As I try to make my way through each day of my existence, I am reminded, almost daily, at the gall of some people. I’m sure you’ve seen it. Grown adults behaving badly. Committing acts they would put their own children in timeout for, but somehow, they’ve justified in their own minds that their bad behavior is ok, using their own excuses and wrong logic to proclaim their bad behavior as ok. These are also the same people who, when witnessing other people complete the exact same acts, will immediately cry foul, asking for blood, regardless of that person’s reasoning.
It’s funny how reasoning and excuses are ok when they come from one side of this person’s mouth, but they are offended by the same display when the coin flips.
Sometimes the acts are minor.
How dare that person cut me off in traffic, but when, “I’m late for work, it’s ok. I mean, really. No one got hurt, so whats the harm.”

* [EXCERPTED DATA]:

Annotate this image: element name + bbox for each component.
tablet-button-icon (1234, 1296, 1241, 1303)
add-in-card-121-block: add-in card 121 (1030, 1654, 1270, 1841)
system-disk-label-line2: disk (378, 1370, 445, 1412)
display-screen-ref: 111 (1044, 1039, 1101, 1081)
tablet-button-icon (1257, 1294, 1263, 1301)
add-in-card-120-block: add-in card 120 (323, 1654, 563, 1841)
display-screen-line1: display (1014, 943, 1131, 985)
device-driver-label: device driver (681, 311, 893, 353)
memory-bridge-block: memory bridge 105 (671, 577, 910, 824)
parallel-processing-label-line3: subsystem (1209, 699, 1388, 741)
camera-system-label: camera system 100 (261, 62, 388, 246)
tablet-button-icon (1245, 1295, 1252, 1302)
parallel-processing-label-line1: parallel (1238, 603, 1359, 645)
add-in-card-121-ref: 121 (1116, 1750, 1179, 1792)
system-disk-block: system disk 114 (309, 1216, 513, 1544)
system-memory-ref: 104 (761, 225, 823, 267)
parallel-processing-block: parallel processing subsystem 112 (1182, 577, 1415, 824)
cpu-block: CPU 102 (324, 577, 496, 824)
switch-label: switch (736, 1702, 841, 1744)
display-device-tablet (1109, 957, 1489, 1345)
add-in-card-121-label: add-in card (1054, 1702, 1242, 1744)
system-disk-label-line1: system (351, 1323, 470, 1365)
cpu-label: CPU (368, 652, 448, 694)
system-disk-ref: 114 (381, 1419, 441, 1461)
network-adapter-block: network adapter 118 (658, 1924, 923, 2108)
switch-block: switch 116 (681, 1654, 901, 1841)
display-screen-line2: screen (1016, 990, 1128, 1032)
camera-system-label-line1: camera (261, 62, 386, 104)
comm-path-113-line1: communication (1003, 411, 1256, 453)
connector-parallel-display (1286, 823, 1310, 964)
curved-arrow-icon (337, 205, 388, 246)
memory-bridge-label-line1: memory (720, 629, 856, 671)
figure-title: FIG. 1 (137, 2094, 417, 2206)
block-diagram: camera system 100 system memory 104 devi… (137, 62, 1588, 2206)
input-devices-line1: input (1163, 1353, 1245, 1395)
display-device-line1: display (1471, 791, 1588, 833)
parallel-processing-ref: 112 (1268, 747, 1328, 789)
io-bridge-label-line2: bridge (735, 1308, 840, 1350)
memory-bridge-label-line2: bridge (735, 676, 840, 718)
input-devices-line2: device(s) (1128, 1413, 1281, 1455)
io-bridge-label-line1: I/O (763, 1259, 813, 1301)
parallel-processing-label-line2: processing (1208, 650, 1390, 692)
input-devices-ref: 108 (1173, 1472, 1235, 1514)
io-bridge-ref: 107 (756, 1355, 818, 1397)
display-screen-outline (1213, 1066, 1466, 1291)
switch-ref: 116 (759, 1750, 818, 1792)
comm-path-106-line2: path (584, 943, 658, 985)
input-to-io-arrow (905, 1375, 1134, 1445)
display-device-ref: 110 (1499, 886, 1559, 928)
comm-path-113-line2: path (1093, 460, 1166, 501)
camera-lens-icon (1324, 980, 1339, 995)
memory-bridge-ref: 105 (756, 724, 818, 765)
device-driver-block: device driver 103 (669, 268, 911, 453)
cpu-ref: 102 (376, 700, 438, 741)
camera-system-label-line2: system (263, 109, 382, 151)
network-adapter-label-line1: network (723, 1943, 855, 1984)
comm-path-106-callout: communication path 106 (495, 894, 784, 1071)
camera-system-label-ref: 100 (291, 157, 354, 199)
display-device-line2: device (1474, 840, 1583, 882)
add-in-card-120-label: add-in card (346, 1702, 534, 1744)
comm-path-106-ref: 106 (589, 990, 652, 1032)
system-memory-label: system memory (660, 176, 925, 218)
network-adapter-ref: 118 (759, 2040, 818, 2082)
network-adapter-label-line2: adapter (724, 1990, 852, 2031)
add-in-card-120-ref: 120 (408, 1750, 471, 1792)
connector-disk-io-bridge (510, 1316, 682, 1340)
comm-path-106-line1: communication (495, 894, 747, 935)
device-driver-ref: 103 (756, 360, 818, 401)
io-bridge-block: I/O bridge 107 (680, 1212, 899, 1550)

* [WRITTEN INSTRUCTION]: Can you write out the part of the passage on grown adults behaving badly that begins with the words "It’s funny how" and ends with "acts are minor."?

* [TASK SOLUTION]:
It’s funny how reasoning and excuses are ok when they come from one side of this person’s mouth, but they are offended by the same display when the coin flips.
Sometimes the acts are minor.